* [Exercise task] Repeat lines from the data word for word. Begin at the line that contains "figure-title: Retroplume summary" and stop after the line that contains "colorbar-swatch [693,373,712,390]".
-- Records to process start --
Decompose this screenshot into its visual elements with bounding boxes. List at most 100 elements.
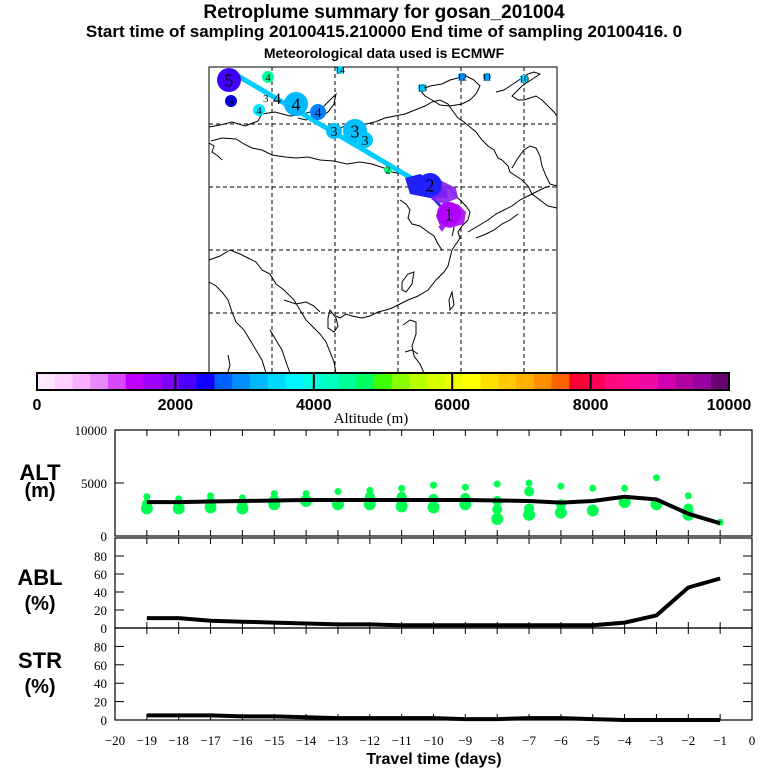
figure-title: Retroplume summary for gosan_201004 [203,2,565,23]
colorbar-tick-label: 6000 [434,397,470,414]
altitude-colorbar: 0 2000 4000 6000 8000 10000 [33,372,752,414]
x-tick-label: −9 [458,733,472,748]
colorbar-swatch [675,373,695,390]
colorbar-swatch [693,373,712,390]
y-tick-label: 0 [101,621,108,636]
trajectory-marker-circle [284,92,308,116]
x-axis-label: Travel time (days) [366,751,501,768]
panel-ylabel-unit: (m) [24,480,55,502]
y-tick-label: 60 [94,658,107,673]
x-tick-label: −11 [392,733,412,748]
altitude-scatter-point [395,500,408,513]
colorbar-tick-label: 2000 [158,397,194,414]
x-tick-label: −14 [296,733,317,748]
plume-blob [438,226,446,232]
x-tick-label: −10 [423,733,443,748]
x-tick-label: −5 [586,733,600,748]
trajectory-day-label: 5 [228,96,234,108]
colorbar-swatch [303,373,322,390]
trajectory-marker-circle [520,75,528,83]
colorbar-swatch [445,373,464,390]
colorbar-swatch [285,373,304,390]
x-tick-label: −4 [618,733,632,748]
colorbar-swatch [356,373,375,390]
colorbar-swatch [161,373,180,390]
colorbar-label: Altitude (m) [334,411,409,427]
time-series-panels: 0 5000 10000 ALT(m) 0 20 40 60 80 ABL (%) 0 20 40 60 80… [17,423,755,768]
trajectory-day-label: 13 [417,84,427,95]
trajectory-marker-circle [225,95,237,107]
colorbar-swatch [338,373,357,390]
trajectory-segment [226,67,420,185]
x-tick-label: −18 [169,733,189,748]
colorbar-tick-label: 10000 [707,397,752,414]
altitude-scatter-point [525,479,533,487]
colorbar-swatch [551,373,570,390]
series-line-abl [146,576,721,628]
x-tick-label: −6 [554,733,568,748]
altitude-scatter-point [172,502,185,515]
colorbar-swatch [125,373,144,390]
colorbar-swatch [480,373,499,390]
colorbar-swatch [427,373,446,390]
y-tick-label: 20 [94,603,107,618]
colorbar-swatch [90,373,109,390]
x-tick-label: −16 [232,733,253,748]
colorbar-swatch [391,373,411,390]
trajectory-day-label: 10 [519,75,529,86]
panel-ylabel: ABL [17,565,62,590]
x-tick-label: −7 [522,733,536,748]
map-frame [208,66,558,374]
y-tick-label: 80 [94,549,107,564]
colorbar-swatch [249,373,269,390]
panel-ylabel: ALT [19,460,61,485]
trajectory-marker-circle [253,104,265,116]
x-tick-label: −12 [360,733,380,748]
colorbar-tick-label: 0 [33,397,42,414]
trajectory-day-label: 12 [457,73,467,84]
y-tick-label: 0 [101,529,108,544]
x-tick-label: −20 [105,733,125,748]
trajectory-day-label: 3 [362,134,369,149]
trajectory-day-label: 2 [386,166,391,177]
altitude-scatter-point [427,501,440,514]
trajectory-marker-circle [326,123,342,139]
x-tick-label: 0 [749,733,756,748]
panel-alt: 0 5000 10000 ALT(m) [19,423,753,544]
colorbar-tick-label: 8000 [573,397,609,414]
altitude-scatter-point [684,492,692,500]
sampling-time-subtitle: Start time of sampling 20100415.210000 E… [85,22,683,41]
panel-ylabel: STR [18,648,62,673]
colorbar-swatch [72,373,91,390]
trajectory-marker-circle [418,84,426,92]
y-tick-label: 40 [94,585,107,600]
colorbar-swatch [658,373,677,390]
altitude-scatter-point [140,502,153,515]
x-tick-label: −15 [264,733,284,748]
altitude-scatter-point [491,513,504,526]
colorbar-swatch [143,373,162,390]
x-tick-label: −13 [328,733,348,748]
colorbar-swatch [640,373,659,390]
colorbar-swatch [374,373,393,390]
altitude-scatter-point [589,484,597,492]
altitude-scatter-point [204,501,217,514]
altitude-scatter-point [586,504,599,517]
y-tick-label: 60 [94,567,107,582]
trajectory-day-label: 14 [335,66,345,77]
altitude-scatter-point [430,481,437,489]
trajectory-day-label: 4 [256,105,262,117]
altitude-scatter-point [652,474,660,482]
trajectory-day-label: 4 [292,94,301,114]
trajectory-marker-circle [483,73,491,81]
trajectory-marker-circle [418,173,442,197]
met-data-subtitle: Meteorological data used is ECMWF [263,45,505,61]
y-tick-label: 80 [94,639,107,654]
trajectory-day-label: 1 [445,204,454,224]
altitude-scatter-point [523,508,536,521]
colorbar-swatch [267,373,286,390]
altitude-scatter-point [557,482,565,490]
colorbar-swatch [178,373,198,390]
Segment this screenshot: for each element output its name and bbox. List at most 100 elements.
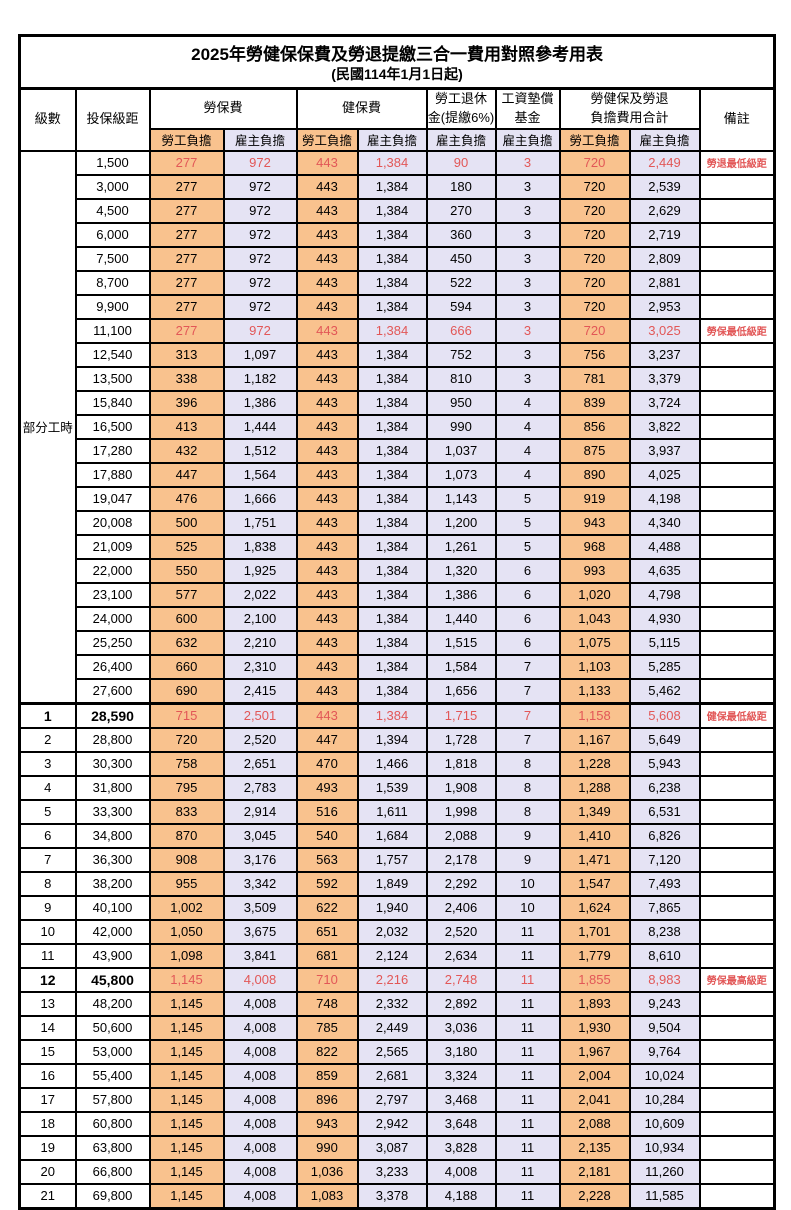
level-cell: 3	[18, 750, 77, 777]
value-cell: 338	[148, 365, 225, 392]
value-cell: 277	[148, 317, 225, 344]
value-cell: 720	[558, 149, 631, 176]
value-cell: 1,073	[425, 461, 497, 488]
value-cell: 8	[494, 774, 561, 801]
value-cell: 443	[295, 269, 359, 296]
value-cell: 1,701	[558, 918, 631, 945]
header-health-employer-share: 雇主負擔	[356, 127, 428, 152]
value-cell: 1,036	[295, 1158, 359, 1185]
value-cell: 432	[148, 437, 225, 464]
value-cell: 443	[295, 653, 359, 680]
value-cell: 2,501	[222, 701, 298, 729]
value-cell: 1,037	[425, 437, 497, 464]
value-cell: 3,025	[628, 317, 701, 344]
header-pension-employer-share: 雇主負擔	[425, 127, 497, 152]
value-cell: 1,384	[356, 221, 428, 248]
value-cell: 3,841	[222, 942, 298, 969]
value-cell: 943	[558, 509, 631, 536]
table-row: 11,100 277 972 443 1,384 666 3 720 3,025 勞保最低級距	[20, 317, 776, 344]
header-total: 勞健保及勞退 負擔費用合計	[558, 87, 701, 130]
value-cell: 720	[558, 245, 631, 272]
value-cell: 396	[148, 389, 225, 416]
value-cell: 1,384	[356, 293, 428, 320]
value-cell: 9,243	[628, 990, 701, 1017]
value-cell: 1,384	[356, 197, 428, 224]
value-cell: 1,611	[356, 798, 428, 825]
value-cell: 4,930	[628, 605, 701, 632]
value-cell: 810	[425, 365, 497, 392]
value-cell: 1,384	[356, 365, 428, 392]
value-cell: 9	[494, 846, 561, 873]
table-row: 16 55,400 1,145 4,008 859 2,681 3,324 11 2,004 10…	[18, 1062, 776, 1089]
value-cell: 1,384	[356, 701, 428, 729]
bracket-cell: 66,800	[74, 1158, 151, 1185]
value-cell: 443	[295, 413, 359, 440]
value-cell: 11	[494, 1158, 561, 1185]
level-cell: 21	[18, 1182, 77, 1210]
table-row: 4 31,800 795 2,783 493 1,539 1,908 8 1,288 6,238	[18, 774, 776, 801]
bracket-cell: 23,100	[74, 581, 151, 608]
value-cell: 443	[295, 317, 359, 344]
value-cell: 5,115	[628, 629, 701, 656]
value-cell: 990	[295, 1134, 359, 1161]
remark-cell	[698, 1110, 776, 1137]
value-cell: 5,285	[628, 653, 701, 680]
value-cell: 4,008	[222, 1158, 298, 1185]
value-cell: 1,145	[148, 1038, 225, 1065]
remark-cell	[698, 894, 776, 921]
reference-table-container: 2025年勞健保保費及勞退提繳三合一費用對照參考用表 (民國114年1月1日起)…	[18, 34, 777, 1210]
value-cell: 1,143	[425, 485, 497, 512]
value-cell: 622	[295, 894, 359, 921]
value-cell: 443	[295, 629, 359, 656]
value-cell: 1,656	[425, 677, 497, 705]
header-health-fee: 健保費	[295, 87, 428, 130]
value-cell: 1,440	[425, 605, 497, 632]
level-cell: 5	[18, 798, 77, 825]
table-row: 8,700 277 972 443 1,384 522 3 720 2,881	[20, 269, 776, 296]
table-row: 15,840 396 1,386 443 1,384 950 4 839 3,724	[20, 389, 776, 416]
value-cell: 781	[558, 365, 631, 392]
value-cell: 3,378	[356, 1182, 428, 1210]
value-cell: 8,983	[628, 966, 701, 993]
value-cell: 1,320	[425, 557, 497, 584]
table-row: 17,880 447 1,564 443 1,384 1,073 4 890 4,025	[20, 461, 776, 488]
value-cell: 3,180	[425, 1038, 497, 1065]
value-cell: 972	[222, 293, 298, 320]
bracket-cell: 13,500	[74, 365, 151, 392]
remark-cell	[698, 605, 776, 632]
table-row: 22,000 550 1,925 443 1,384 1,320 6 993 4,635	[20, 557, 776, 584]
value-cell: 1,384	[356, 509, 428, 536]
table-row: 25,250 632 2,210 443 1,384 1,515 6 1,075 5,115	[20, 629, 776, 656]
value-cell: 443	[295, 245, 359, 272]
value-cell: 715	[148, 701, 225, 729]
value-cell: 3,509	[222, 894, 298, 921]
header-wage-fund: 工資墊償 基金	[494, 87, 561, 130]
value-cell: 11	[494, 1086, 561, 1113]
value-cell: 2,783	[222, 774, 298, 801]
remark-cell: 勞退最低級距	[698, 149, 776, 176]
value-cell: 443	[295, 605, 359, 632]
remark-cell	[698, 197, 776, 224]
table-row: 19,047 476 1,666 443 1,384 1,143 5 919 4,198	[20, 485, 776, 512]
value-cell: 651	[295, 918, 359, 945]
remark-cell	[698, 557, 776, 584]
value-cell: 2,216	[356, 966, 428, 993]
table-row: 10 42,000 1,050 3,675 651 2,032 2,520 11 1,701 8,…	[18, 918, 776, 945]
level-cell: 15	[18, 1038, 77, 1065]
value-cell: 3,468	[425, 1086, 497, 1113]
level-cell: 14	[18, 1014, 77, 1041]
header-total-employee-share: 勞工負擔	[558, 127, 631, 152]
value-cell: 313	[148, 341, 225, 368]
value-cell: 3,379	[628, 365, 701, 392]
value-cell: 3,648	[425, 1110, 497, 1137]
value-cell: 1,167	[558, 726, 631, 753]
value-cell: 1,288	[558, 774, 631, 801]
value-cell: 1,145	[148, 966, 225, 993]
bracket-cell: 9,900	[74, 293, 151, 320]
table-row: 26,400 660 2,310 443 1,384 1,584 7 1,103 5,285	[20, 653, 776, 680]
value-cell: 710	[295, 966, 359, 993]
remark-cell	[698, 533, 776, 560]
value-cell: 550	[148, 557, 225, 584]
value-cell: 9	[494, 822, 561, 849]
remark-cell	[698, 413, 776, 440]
-- Records to process end --
* [Answer to this exercise]
figure-title: Retroplume summary for gosan_201004 [203,2,565,23]
colorbar-tick-label: 6000 [434,397,470,414]
altitude-colorbar: 0 2000 4000 6000 8000 10000 [33,372,752,414]
x-tick-label: −9 [458,733,472,748]
colorbar-swatch [675,373,695,390]
colorbar-swatch [693,373,712,390]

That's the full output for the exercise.